## Start

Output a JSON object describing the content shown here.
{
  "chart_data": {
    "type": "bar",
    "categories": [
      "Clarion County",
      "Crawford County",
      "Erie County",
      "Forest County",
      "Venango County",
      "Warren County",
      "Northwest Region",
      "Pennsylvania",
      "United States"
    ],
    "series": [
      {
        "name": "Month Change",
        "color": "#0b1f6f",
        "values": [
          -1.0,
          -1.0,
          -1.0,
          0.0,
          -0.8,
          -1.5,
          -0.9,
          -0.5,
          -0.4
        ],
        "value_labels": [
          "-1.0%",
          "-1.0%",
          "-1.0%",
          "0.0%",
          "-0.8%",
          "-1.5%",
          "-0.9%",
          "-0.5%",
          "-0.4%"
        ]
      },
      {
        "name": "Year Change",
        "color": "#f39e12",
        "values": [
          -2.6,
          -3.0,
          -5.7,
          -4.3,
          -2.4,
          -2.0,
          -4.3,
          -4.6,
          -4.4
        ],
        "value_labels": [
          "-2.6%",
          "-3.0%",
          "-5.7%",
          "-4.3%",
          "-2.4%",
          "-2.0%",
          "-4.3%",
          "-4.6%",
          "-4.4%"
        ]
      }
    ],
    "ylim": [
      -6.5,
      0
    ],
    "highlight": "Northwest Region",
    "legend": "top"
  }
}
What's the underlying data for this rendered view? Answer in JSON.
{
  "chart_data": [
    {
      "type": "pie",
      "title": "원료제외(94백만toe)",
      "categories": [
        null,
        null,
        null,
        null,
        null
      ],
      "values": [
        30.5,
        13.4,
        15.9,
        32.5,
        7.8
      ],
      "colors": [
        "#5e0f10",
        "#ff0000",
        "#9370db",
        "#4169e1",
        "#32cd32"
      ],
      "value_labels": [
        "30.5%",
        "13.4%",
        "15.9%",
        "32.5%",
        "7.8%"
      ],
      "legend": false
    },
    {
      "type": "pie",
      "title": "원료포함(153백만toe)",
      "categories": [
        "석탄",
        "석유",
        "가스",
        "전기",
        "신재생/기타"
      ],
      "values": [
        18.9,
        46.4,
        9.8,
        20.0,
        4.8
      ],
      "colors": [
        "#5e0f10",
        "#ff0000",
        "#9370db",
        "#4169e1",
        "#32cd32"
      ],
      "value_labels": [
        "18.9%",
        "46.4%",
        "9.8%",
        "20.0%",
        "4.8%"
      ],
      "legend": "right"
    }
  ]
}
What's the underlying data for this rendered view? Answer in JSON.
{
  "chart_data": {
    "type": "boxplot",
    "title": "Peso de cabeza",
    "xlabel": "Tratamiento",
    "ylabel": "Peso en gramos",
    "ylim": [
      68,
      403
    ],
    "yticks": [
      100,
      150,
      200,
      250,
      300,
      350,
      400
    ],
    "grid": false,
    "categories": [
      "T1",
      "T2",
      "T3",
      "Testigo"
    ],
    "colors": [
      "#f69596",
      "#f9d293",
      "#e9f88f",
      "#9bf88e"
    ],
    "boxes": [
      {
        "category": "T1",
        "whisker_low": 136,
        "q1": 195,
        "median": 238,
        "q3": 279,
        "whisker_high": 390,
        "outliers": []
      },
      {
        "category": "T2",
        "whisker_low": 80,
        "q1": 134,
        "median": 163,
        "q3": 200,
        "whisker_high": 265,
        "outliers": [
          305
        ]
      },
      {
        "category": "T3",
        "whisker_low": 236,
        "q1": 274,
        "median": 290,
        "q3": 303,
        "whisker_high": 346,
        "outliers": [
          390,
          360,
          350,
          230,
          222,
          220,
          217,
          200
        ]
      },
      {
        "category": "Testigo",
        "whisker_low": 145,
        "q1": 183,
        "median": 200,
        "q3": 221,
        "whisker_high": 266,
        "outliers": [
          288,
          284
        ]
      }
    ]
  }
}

## End

_DIRECTIONS_
Provide the number of lines in the entries that include "title", and no other text.

_RESULT FOR THIS EXERCISE_
3